Determine the number of lines containing the word "saying", and state that figure alone.

--- START DATA FOR THIS TASK ---

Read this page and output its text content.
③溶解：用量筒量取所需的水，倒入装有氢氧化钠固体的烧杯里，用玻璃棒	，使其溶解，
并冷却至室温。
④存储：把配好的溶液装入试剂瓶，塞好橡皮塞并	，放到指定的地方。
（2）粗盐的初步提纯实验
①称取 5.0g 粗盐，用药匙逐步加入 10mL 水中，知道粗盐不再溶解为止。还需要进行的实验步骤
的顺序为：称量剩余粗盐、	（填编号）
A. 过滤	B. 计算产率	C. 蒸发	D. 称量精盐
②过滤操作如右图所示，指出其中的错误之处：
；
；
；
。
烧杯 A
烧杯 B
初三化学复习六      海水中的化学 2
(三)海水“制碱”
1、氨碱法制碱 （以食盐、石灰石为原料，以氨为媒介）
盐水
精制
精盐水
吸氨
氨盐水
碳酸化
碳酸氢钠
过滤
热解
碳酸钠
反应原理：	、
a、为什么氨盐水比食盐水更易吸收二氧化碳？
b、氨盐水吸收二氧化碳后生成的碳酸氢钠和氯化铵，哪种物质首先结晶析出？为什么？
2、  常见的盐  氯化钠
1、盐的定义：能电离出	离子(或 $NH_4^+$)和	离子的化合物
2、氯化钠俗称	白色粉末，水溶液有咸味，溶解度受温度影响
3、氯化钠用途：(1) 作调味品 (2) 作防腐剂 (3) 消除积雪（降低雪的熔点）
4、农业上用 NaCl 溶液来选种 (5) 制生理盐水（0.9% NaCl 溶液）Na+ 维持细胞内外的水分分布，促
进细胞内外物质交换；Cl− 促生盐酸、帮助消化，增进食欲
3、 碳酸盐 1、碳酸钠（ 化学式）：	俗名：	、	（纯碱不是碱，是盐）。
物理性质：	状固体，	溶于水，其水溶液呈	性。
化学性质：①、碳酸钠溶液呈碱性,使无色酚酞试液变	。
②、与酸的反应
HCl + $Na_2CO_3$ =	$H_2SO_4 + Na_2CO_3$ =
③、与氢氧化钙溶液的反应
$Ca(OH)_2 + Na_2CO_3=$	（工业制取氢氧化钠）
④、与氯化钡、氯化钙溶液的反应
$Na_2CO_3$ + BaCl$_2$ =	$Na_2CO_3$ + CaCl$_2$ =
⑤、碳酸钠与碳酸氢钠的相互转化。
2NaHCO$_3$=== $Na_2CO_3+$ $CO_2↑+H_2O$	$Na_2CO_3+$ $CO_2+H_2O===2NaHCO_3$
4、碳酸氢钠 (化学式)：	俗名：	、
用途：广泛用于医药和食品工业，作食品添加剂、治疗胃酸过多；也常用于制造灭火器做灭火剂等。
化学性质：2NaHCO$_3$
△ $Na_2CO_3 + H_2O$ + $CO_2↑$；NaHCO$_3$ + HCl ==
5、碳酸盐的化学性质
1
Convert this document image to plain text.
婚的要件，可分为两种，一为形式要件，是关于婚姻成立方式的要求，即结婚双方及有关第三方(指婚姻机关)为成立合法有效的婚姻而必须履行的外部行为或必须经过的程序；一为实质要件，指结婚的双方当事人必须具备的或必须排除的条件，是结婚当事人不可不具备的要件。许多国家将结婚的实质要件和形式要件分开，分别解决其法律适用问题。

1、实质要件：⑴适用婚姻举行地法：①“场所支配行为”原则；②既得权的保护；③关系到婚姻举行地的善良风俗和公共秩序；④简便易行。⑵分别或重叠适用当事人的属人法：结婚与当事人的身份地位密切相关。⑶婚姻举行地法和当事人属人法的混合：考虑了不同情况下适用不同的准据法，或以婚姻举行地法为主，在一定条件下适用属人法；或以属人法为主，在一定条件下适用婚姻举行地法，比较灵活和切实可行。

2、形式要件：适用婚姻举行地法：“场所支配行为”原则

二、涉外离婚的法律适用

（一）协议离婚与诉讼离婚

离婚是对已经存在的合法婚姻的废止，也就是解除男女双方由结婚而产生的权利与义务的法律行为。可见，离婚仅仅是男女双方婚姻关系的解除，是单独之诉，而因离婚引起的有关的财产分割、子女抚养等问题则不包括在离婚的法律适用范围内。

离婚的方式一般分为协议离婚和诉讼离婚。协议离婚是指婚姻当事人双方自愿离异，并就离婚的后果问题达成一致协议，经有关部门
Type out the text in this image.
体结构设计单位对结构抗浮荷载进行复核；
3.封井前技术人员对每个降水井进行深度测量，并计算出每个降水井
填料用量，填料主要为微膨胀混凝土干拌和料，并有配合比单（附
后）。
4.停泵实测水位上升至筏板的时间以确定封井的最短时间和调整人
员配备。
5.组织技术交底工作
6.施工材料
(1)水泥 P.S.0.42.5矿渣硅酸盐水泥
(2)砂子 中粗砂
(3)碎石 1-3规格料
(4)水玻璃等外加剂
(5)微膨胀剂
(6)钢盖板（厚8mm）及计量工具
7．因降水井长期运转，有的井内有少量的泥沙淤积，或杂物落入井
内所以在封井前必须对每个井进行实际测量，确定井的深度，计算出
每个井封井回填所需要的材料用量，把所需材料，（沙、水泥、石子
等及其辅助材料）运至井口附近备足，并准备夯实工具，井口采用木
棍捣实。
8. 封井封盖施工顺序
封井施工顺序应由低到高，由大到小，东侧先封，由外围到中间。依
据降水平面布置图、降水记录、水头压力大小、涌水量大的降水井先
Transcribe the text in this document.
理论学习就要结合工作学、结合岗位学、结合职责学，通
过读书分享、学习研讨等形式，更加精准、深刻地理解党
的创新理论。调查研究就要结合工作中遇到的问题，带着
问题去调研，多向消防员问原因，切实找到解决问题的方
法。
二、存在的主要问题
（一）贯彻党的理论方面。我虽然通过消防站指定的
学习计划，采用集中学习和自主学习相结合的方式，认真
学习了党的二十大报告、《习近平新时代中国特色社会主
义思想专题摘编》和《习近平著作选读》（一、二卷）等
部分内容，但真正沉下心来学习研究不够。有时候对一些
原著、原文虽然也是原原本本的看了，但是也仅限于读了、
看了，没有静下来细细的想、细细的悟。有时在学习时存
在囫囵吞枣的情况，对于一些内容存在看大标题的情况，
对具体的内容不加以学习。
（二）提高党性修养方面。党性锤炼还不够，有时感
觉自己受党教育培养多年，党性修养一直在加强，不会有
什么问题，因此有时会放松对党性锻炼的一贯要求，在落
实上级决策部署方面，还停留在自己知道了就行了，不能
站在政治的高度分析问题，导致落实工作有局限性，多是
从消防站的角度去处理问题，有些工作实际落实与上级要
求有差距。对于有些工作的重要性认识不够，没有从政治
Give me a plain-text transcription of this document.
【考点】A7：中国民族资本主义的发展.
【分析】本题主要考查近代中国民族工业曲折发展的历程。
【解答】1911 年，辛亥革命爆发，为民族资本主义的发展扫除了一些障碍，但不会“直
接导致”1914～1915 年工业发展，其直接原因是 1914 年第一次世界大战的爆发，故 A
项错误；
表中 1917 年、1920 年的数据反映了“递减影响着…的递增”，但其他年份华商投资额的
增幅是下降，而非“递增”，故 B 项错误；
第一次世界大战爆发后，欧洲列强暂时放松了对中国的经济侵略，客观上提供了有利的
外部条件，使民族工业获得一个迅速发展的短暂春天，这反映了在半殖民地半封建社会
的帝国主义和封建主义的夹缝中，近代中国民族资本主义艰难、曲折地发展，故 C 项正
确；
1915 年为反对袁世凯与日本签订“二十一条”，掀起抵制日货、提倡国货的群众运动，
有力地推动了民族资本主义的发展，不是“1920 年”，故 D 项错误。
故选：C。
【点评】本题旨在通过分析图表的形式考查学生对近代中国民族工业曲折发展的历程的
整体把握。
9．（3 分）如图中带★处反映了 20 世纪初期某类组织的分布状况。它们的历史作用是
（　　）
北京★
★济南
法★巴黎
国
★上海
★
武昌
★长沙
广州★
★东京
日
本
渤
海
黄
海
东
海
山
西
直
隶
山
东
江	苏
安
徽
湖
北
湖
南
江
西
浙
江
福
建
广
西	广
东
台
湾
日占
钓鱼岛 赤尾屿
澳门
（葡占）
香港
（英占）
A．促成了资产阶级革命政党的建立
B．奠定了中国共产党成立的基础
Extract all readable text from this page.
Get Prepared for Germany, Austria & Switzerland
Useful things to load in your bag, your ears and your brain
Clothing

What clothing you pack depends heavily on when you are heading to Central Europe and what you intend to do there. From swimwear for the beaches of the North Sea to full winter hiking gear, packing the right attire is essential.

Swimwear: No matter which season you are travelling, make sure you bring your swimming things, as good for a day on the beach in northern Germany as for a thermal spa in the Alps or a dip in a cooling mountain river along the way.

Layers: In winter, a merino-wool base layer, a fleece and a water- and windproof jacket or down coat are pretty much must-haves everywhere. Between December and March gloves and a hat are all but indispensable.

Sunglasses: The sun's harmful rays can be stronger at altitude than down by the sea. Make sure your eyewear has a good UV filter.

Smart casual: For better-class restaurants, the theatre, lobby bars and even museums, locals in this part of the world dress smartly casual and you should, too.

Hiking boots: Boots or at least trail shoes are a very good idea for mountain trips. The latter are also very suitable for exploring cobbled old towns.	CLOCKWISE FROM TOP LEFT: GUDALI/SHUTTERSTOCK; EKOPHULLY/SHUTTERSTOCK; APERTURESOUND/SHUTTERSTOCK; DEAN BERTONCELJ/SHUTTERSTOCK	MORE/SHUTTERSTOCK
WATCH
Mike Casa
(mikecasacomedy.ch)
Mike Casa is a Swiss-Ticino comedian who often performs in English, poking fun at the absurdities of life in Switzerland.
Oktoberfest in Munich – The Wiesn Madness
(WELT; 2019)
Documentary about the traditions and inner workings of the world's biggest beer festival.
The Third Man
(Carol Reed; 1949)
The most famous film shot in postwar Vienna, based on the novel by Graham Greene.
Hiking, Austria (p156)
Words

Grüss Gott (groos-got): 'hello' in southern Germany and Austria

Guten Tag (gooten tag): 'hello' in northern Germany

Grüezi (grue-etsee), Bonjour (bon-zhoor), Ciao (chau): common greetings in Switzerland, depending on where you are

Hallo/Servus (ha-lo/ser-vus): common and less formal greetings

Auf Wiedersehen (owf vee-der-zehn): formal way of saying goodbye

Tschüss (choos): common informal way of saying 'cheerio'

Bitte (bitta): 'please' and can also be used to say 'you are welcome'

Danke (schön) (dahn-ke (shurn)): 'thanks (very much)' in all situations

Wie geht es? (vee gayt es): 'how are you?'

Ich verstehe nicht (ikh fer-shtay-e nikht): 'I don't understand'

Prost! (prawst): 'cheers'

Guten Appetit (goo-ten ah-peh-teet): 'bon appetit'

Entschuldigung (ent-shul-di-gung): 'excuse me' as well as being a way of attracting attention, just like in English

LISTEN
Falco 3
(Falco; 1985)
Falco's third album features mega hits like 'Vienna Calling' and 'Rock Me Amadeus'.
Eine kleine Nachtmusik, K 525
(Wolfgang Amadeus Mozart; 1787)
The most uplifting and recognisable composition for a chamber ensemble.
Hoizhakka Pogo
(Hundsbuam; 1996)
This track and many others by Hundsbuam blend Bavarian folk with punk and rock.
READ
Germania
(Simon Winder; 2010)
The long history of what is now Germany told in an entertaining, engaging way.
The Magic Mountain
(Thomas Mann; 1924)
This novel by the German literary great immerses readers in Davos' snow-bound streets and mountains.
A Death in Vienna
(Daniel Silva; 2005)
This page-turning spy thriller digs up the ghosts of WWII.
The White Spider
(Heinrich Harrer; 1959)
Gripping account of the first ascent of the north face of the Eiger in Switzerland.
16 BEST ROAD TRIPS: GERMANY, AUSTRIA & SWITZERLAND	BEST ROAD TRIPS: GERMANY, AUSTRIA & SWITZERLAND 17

--- END DATA FOR THIS TASK ---

### REPLY TO THE TASK
2